▶ [GOAL]:
Output the material word for word. Leave each picture out.
■ ■ ■ ■ ■
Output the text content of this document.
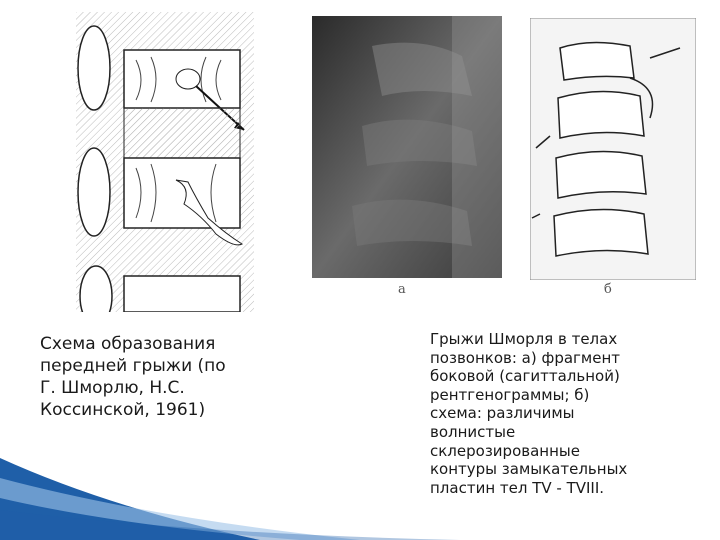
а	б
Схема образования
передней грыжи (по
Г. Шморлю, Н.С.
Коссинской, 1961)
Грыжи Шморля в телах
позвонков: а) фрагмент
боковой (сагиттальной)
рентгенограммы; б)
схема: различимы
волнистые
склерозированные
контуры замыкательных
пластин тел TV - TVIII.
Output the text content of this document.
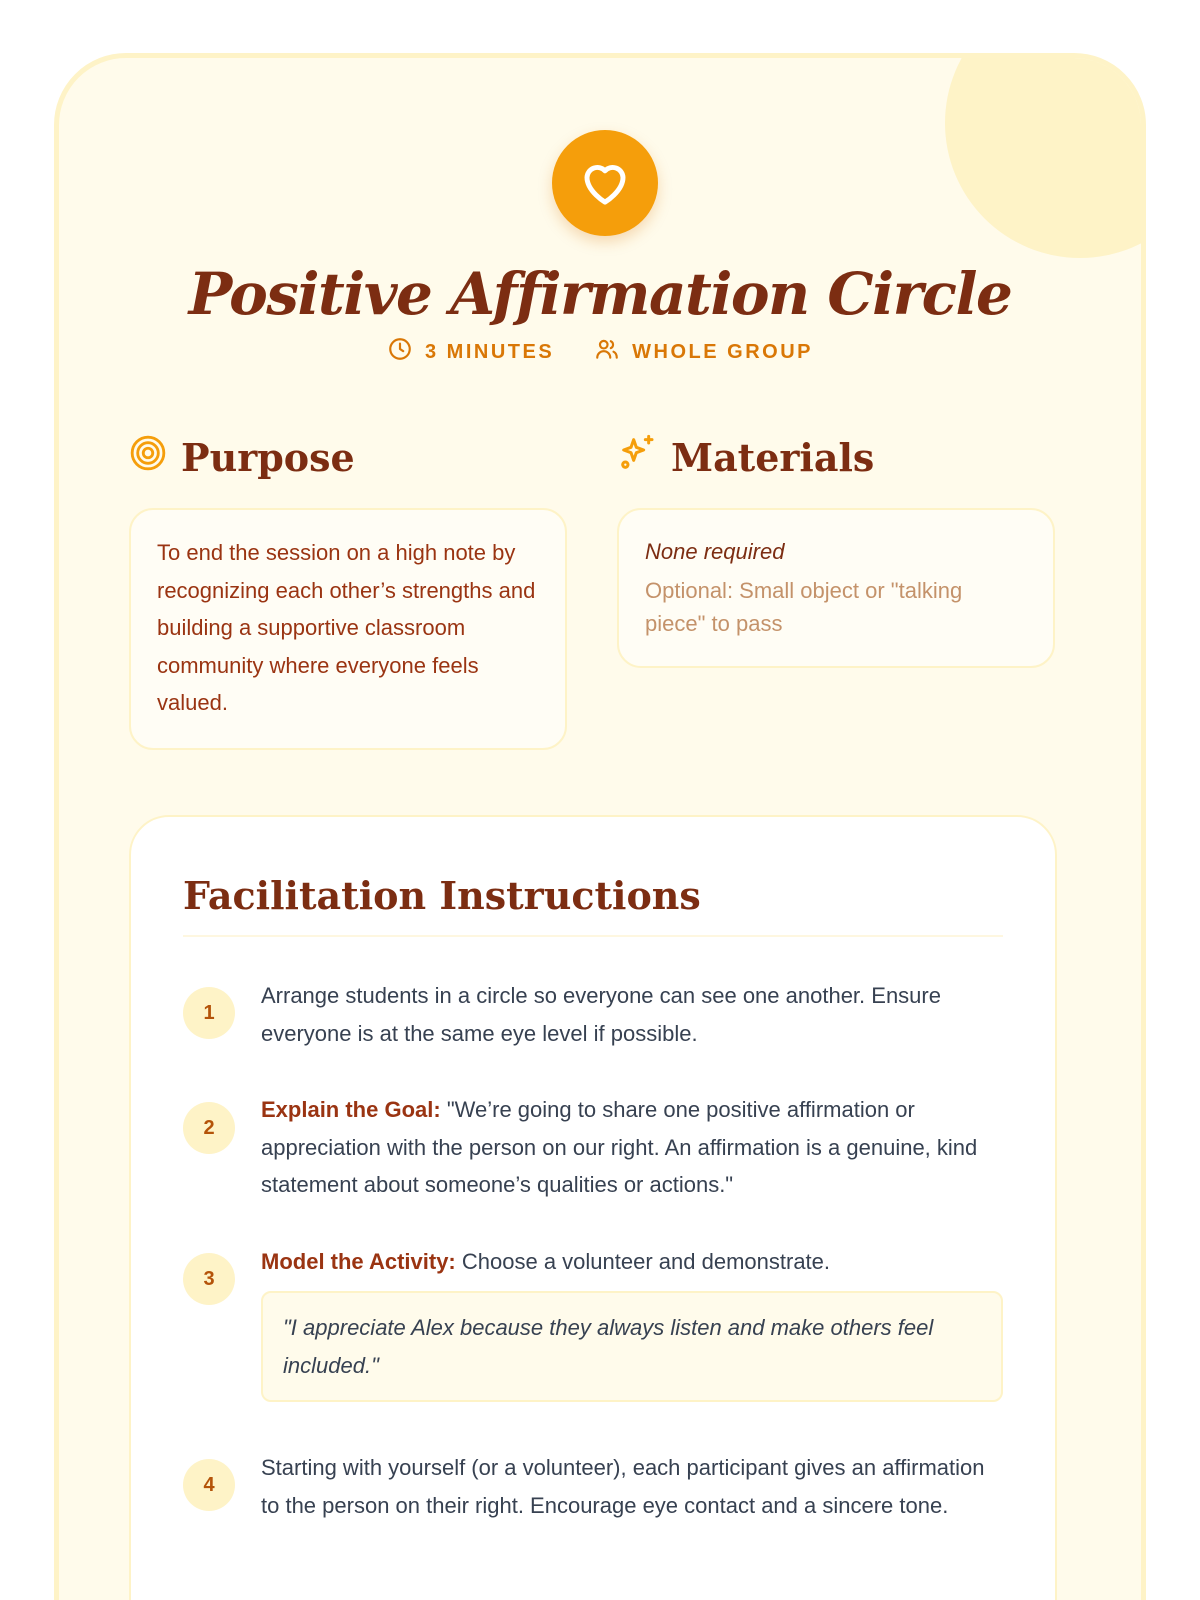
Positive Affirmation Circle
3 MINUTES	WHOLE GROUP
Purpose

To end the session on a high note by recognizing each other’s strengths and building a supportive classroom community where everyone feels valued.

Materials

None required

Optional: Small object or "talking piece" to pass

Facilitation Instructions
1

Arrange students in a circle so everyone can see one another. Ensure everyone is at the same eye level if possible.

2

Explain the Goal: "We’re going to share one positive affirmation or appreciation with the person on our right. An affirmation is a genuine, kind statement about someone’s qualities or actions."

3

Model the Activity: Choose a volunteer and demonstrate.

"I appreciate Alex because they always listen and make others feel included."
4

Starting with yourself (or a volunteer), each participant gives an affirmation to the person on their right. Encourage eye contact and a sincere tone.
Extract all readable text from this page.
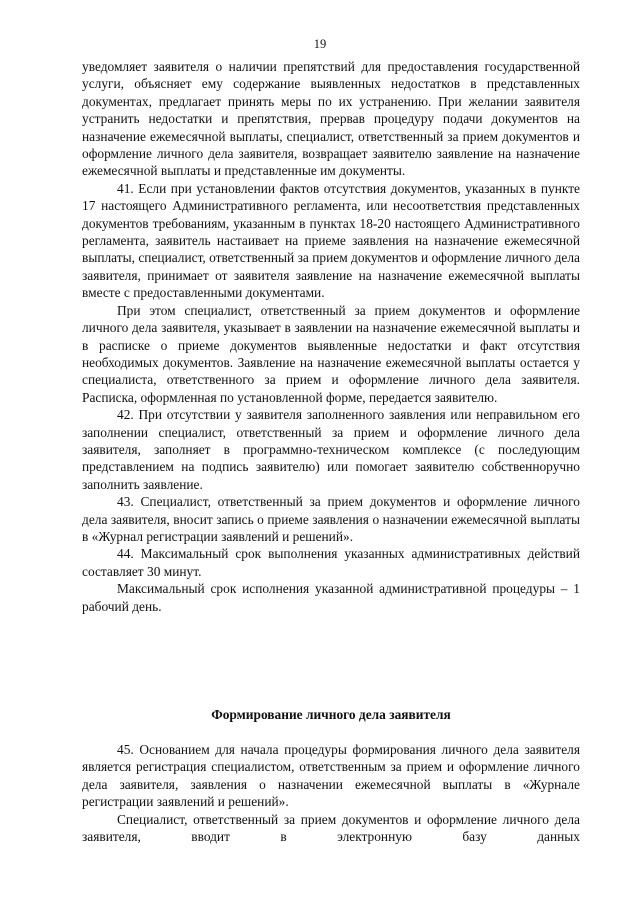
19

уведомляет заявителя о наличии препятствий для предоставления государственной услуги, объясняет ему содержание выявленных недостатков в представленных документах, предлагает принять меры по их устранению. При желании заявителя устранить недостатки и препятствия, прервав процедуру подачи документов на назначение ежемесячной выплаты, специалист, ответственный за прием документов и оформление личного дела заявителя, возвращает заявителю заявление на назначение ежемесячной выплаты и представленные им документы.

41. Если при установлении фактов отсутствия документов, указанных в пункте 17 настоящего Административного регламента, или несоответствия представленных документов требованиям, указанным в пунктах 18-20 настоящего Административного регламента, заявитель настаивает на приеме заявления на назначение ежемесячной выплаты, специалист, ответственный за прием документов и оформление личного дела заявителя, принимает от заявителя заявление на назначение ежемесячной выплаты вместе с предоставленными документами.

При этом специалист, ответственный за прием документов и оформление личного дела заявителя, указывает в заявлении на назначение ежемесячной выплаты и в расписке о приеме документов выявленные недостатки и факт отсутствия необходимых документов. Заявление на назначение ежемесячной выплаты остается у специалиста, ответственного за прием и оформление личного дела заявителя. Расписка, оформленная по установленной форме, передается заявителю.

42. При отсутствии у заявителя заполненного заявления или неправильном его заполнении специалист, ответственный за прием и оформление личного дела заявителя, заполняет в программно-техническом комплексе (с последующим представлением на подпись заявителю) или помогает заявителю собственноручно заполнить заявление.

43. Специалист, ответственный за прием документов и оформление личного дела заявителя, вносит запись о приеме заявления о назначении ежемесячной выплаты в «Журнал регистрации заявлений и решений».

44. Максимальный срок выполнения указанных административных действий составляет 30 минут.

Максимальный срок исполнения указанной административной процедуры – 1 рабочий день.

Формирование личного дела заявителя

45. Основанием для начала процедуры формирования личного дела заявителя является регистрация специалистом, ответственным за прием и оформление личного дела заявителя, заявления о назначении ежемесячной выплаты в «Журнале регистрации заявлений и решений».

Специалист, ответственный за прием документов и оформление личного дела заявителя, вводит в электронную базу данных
■ ■ ■ ■ ■
▶ [CORRECT OUTPUT]:
Output the text content of this document.
а	б
Схема образования
передней грыжи (по
Г. Шморлю, Н.С.
Коссинской, 1961)
Грыжи Шморля в телах
позвонков: а) фрагмент
боковой (сагиттальной)
рентгенограммы; б)
схема: различимы
волнистые
склерозированные
контуры замыкательных
пластин тел TV - TVIII.
Output the text content of this document.
Positive Affirmation Circle
3 MINUTES	WHOLE GROUP
Purpose

To end the session on a high note by recognizing each other’s strengths and building a supportive classroom community where everyone feels valued.

Materials

None required

Optional: Small object or "talking piece" to pass

Facilitation Instructions
1

Arrange students in a circle so everyone can see one another. Ensure everyone is at the same eye level if possible.

2

Explain the Goal: "We’re going to share one positive affirmation or appreciation with the person on our right. An affirmation is a genuine, kind statement about someone’s qualities or actions."

3

Model the Activity: Choose a volunteer and demonstrate.

"I appreciate Alex because they always listen and make others feel included."
4

Starting with yourself (or a volunteer), each participant gives an affirmation to the person on their right. Encourage eye contact and a sincere tone.
Extract all readable text from this page.
19

уведомляет заявителя о наличии препятствий для предоставления государственной услуги, объясняет ему содержание выявленных недостатков в представленных документах, предлагает принять меры по их устранению. При желании заявителя устранить недостатки и препятствия, прервав процедуру подачи документов на назначение ежемесячной выплаты, специалист, ответственный за прием документов и оформление личного дела заявителя, возвращает заявителю заявление на назначение ежемесячной выплаты и представленные им документы.

41. Если при установлении фактов отсутствия документов, указанных в пункте 17 настоящего Административного регламента, или несоответствия представленных документов требованиям, указанным в пунктах 18-20 настоящего Административного регламента, заявитель настаивает на приеме заявления на назначение ежемесячной выплаты, специалист, ответственный за прием документов и оформление личного дела заявителя, принимает от заявителя заявление на назначение ежемесячной выплаты вместе с предоставленными документами.

При этом специалист, ответственный за прием документов и оформление личного дела заявителя, указывает в заявлении на назначение ежемесячной выплаты и в расписке о приеме документов выявленные недостатки и факт отсутствия необходимых документов. Заявление на назначение ежемесячной выплаты остается у специалиста, ответственного за прием и оформление личного дела заявителя. Расписка, оформленная по установленной форме, передается заявителю.

42. При отсутствии у заявителя заполненного заявления или неправильном его заполнении специалист, ответственный за прием и оформление личного дела заявителя, заполняет в программно-техническом комплексе (с последующим представлением на подпись заявителю) или помогает заявителю собственноручно заполнить заявление.

43. Специалист, ответственный за прием документов и оформление личного дела заявителя, вносит запись о приеме заявления о назначении ежемесячной выплаты в «Журнал регистрации заявлений и решений».

44. Максимальный срок выполнения указанных административных действий составляет 30 минут.

Максимальный срок исполнения указанной административной процедуры – 1 рабочий день.

Формирование личного дела заявителя

45. Основанием для начала процедуры формирования личного дела заявителя является регистрация специалистом, ответственным за прием и оформление личного дела заявителя, заявления о назначении ежемесячной выплаты в «Журнале регистрации заявлений и решений».

Специалист, ответственный за прием документов и оформление личного дела заявителя, вводит в электронную базу данных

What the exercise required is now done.